## What is expected
Scan the data below and report how many lines include the word "annotation". Nothing else is wanted.

— Start —

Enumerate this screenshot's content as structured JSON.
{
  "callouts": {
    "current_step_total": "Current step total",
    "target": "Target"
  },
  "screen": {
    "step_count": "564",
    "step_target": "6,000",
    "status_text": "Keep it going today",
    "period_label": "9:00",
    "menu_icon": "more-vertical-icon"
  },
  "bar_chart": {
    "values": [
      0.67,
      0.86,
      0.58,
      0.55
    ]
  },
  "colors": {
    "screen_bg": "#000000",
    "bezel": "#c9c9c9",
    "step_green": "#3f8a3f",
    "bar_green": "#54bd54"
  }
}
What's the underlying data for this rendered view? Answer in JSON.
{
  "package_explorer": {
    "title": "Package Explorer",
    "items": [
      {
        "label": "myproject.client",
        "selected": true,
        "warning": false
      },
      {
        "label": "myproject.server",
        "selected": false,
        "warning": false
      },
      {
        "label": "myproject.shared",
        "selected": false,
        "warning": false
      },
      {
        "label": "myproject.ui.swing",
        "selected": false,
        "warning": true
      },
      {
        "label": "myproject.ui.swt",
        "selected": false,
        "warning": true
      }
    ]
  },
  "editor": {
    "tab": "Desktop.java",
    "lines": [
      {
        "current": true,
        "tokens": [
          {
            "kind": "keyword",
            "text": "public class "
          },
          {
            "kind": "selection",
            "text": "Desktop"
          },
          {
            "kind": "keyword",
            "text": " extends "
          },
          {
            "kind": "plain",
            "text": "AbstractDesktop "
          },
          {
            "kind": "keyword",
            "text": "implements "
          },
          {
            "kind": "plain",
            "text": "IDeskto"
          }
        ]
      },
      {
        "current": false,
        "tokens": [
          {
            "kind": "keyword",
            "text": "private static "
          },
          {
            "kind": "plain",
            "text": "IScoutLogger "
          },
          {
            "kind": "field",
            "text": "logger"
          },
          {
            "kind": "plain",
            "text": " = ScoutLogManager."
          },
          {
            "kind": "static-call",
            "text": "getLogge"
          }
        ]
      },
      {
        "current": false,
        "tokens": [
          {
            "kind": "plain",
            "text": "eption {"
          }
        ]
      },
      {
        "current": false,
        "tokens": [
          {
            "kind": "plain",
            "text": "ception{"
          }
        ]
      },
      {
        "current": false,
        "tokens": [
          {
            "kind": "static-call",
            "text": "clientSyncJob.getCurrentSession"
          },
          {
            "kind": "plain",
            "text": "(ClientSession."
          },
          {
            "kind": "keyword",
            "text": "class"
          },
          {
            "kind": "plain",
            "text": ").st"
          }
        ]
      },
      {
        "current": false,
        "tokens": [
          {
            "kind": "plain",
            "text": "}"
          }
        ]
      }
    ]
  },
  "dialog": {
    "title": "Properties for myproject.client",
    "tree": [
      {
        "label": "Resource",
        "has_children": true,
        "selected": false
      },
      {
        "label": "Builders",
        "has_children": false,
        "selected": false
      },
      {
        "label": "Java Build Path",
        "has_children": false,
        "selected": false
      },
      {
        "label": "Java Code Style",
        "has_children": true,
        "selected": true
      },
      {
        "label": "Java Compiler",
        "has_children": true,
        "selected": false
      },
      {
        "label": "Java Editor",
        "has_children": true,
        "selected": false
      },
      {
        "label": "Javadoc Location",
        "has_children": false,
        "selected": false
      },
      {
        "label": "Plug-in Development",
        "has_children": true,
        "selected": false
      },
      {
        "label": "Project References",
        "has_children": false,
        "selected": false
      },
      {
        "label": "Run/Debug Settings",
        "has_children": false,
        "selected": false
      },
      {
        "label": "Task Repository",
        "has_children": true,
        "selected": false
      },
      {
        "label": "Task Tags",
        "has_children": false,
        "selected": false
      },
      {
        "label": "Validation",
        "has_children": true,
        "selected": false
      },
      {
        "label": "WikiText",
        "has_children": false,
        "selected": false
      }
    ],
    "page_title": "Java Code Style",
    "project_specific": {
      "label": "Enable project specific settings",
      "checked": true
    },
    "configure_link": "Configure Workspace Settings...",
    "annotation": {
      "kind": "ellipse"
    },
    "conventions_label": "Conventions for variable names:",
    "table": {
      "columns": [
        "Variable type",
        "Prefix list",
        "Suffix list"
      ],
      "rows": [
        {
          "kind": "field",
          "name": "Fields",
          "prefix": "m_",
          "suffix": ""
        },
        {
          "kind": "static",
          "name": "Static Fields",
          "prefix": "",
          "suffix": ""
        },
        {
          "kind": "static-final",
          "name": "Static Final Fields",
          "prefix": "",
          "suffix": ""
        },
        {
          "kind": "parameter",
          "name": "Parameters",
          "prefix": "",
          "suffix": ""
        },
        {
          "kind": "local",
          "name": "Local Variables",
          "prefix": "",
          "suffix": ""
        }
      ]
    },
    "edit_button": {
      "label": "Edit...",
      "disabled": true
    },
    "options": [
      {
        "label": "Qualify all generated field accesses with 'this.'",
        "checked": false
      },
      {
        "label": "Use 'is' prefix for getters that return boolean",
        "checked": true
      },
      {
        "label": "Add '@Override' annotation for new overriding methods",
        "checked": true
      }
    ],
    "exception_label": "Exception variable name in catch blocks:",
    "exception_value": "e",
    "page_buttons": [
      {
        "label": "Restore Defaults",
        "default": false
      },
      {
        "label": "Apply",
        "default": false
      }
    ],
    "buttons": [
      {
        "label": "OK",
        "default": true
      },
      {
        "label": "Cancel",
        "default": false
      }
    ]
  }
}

— End —

## Solution to this task
2